TASK DATA:
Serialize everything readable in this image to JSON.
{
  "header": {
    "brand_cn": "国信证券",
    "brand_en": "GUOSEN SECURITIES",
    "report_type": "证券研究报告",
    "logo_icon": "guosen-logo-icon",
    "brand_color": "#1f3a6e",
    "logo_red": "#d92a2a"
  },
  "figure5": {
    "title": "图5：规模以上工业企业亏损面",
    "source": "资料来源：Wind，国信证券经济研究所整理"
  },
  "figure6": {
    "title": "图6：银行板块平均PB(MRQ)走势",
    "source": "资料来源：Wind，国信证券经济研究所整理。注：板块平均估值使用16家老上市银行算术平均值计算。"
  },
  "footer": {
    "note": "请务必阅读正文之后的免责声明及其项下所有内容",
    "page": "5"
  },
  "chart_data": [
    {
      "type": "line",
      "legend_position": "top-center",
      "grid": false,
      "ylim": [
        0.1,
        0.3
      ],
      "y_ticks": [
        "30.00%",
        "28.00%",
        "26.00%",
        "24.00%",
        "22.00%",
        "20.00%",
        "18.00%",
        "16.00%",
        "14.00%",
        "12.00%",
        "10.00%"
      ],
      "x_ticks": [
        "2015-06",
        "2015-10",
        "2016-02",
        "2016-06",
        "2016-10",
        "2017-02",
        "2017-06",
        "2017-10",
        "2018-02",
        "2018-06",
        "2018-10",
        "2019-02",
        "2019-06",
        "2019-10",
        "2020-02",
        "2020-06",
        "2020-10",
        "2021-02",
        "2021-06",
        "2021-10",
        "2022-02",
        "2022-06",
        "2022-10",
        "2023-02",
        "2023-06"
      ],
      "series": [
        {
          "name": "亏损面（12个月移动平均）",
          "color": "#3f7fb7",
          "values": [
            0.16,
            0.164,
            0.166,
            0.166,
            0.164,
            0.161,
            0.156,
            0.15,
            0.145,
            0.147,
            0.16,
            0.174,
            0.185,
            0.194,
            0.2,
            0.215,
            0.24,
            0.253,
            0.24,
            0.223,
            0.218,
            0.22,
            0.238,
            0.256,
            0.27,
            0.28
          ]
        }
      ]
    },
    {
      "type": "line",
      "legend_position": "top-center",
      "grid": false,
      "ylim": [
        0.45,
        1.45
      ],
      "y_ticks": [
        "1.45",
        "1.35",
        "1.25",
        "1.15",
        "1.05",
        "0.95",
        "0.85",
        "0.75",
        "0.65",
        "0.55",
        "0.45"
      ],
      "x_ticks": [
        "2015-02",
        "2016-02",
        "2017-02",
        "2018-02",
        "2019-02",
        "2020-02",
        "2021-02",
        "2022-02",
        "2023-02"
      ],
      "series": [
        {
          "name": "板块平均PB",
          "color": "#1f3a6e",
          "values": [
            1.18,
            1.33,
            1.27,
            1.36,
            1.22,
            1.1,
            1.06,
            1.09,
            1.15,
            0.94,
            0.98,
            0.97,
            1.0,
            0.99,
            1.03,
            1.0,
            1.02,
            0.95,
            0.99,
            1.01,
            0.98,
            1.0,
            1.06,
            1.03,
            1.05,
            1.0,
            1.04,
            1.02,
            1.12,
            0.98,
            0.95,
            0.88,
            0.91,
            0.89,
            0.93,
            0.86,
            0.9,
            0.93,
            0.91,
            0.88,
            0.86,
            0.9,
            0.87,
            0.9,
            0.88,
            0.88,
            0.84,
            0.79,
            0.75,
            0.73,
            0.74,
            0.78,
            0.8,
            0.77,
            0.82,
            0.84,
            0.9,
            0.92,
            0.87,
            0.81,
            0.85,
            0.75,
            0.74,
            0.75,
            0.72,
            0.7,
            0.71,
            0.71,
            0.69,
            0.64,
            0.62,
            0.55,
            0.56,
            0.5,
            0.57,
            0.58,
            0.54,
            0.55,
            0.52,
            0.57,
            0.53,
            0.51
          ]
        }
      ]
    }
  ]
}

* * *

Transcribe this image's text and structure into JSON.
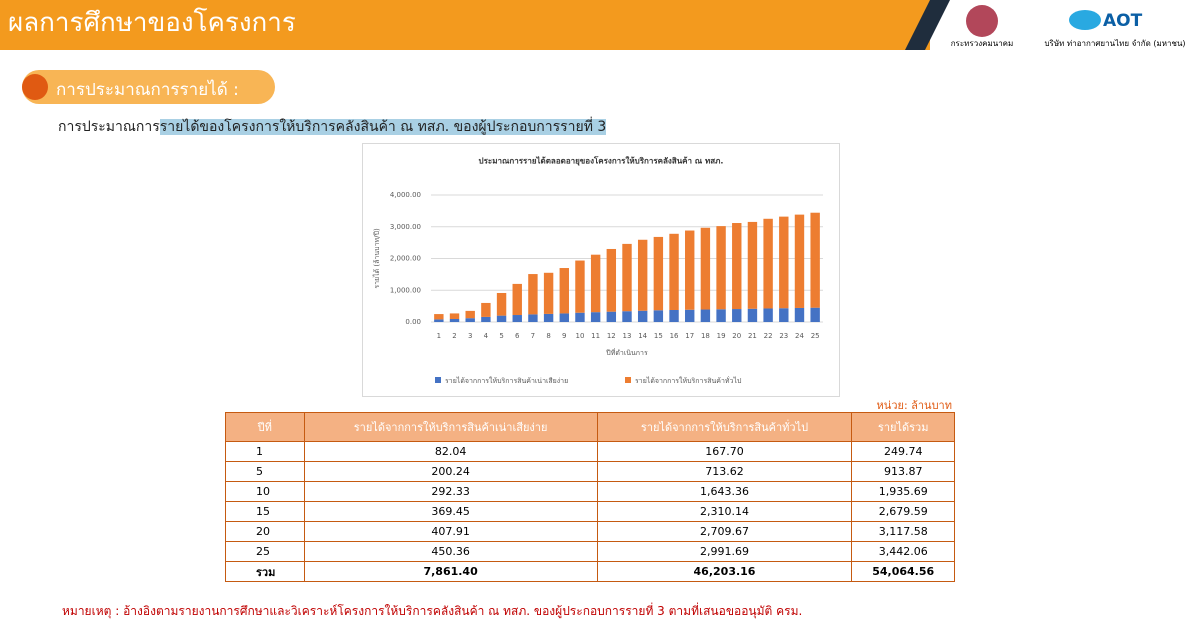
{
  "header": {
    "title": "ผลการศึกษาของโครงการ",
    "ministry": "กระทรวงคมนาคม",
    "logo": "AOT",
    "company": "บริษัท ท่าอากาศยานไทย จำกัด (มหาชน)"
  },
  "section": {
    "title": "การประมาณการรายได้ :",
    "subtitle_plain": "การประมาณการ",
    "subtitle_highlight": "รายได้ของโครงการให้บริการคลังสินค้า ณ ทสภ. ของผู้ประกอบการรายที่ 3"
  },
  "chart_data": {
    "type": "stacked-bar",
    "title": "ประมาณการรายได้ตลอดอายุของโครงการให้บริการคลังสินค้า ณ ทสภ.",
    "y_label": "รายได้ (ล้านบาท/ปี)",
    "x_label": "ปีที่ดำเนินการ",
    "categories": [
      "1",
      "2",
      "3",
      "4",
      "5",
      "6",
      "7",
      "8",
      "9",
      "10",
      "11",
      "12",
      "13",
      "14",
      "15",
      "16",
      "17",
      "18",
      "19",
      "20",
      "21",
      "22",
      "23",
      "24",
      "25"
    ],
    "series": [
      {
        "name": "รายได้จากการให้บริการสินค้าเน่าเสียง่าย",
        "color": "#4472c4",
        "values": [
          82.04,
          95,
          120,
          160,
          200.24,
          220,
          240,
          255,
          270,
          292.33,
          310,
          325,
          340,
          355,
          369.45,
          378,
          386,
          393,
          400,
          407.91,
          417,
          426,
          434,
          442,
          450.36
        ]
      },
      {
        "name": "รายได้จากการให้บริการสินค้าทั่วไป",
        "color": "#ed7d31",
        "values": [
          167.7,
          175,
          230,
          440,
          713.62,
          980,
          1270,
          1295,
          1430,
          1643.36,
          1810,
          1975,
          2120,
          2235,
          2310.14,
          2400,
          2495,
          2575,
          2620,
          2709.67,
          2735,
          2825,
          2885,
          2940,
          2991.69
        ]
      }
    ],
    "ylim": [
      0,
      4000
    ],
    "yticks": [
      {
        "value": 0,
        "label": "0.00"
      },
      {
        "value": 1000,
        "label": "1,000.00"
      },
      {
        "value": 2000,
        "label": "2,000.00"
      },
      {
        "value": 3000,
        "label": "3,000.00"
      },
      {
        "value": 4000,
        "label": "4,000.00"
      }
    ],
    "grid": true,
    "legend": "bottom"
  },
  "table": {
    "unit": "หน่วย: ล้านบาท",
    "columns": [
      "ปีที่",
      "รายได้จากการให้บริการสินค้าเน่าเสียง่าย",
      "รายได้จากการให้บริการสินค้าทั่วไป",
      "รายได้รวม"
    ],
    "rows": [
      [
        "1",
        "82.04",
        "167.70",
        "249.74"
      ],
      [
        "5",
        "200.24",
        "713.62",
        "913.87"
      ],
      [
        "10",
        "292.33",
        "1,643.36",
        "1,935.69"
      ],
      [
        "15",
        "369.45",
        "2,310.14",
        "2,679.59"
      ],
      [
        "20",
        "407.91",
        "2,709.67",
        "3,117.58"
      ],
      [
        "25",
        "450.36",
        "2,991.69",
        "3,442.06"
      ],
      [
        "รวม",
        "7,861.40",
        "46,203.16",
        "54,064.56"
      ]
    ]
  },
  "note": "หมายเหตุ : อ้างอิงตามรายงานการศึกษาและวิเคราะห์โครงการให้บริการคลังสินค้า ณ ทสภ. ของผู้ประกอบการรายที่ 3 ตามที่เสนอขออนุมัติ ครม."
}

WRITTEN INSTRUCTION: Search the data above for lines holding "source" and copy each of them.

TASK RESULT:
    "source": "资料来源：Wind，国信证券经济研究所整理"
    "source": "资料来源：Wind，国信证券经济研究所整理。注：板块平均估值使用16家老上市银行算术平均值计算。"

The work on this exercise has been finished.